[Start AVAILABLE DATA]

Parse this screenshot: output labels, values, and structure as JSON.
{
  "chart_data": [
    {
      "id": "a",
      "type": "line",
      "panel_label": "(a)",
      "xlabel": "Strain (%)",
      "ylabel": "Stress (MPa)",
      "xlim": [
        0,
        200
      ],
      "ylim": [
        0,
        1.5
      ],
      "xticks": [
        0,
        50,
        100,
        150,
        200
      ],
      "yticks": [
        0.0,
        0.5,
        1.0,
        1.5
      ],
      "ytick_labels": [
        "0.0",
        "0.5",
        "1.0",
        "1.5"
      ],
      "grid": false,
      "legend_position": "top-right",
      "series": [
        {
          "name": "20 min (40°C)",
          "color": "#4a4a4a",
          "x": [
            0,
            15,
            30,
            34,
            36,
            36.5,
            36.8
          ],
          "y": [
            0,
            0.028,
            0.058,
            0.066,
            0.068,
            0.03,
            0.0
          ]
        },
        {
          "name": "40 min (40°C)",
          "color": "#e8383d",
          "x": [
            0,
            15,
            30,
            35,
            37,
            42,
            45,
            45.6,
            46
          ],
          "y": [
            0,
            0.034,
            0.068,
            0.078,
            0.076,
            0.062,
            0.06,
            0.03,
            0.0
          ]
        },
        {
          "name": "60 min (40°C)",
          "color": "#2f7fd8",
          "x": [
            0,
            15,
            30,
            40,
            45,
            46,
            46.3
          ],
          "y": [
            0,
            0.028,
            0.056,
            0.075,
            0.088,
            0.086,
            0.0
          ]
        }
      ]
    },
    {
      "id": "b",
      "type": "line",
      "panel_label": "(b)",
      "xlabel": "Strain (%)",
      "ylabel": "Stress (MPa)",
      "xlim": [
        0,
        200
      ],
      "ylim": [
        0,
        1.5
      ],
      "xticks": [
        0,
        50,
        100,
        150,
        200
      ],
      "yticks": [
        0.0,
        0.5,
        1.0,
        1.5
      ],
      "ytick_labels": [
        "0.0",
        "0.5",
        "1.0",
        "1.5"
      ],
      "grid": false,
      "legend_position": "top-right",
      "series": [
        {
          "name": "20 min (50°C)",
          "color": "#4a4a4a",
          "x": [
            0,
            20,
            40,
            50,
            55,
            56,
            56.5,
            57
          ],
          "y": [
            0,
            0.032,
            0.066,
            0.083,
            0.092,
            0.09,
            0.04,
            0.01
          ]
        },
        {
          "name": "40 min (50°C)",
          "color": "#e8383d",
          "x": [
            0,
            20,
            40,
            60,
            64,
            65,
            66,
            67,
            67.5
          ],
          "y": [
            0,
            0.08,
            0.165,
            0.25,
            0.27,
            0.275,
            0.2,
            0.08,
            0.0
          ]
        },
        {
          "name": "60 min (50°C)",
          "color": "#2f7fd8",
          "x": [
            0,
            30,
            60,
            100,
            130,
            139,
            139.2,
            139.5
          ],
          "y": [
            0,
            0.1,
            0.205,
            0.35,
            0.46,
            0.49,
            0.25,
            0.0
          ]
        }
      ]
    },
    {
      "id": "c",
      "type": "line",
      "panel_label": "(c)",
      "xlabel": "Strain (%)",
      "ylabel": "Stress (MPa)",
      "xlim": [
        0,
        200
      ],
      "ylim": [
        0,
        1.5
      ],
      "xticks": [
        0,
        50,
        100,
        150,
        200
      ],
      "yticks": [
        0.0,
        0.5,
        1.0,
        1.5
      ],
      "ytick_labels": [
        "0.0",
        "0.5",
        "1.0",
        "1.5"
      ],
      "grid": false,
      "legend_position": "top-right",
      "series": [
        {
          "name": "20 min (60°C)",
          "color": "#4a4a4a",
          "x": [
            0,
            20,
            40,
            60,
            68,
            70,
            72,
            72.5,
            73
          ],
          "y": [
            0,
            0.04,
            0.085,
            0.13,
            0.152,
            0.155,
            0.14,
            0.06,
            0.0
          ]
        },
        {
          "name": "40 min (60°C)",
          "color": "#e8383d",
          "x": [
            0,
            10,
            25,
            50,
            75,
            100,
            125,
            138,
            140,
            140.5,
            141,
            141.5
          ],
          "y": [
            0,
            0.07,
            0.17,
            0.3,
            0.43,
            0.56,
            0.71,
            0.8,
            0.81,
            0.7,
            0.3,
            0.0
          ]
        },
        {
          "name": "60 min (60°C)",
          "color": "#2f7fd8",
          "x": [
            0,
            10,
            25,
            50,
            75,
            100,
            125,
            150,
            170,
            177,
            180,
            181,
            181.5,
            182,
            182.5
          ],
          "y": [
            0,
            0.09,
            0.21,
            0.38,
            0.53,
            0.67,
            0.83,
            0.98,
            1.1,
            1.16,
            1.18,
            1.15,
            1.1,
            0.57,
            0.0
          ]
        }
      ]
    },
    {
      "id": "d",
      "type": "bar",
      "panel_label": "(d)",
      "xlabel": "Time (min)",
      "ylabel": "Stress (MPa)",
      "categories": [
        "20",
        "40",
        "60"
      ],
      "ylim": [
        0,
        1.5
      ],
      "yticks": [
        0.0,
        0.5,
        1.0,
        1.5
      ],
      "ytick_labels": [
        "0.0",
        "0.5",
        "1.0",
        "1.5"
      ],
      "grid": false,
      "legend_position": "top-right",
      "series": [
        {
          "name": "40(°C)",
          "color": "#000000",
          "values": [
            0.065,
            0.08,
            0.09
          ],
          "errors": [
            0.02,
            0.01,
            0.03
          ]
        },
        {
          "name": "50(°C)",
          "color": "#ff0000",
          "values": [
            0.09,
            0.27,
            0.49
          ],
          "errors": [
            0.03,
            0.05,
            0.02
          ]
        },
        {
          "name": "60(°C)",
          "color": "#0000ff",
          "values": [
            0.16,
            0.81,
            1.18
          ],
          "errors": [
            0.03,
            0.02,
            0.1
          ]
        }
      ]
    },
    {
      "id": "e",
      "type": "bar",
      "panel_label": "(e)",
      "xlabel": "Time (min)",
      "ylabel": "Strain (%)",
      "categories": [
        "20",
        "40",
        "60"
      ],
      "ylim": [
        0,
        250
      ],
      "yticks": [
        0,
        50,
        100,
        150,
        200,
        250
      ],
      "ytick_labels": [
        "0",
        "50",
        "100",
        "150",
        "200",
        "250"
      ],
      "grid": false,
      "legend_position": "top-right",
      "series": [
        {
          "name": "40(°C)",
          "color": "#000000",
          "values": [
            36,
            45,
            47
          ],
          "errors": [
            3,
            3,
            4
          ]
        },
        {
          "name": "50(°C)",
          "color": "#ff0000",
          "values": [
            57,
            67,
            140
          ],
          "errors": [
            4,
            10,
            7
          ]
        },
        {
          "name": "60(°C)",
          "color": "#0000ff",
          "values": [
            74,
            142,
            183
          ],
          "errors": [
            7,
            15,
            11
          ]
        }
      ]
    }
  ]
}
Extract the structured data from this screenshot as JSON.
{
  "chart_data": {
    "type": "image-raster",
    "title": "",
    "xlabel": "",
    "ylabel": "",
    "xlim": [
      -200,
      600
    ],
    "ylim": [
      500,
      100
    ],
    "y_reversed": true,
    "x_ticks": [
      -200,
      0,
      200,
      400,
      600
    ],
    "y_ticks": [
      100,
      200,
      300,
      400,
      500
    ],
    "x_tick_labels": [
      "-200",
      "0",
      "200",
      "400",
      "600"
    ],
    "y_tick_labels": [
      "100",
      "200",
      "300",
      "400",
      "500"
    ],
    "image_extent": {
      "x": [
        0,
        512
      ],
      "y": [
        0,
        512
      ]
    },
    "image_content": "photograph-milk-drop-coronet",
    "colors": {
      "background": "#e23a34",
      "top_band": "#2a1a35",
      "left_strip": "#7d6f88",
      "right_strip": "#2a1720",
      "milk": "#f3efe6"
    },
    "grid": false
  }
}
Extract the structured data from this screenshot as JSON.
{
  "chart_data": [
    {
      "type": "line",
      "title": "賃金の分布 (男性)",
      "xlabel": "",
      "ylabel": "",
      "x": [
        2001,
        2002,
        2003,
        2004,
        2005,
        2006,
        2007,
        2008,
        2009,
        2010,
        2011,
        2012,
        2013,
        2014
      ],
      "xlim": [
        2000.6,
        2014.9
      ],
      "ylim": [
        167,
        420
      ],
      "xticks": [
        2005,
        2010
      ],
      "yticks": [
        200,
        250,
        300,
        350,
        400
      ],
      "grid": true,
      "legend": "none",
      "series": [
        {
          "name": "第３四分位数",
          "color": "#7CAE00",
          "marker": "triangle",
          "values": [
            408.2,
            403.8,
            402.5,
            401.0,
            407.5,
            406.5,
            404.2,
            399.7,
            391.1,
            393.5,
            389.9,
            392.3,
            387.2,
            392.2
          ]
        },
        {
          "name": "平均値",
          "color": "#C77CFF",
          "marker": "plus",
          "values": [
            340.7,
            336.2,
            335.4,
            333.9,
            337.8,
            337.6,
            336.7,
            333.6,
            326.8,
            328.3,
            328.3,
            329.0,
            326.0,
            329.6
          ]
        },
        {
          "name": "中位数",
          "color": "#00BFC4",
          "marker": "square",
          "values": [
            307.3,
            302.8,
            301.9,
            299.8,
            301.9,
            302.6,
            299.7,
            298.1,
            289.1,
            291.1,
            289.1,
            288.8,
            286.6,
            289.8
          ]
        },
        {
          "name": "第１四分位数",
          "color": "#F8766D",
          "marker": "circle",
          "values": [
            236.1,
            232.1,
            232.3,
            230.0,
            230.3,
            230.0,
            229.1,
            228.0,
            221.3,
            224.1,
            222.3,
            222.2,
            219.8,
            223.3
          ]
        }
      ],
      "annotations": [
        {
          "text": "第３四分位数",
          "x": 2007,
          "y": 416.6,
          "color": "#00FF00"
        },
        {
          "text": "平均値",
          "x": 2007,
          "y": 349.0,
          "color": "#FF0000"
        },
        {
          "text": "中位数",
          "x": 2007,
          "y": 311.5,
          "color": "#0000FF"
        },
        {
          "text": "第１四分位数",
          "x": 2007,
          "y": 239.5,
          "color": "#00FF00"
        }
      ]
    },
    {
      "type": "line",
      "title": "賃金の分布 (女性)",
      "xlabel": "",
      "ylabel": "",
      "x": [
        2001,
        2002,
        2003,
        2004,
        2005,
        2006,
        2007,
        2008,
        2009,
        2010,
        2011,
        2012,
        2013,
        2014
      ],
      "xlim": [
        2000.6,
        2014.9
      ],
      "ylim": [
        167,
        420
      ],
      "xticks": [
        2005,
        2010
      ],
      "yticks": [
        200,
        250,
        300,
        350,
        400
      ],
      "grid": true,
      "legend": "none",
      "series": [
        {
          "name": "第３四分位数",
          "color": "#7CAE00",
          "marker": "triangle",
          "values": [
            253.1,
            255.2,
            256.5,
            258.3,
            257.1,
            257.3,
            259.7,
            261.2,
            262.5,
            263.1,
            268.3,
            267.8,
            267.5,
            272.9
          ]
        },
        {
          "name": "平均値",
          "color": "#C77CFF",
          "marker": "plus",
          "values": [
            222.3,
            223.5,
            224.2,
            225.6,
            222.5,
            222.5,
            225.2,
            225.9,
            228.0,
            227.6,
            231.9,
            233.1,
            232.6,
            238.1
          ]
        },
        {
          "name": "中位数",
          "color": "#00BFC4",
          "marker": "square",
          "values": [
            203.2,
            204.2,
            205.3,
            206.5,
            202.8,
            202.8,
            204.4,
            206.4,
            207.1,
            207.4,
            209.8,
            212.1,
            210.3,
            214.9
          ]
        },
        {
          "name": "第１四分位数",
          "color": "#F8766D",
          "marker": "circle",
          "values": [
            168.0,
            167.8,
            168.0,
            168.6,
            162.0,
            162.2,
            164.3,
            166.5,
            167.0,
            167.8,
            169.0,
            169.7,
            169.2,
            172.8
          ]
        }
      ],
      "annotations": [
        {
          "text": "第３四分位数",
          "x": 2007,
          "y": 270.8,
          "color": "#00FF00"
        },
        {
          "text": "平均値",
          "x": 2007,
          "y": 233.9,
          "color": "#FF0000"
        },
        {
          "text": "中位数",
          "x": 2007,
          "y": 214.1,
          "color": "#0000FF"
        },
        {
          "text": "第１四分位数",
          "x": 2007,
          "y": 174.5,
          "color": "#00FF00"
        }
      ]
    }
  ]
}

[End AVAILABLE DATA]

AIM OF THE TASK -
Your task is to pick out every line with the string "milk" and copy it.

PROBLEM SOLUTION -
    "image_content": "photograph-milk-drop-coronet",
      "milk": "#f3efe6"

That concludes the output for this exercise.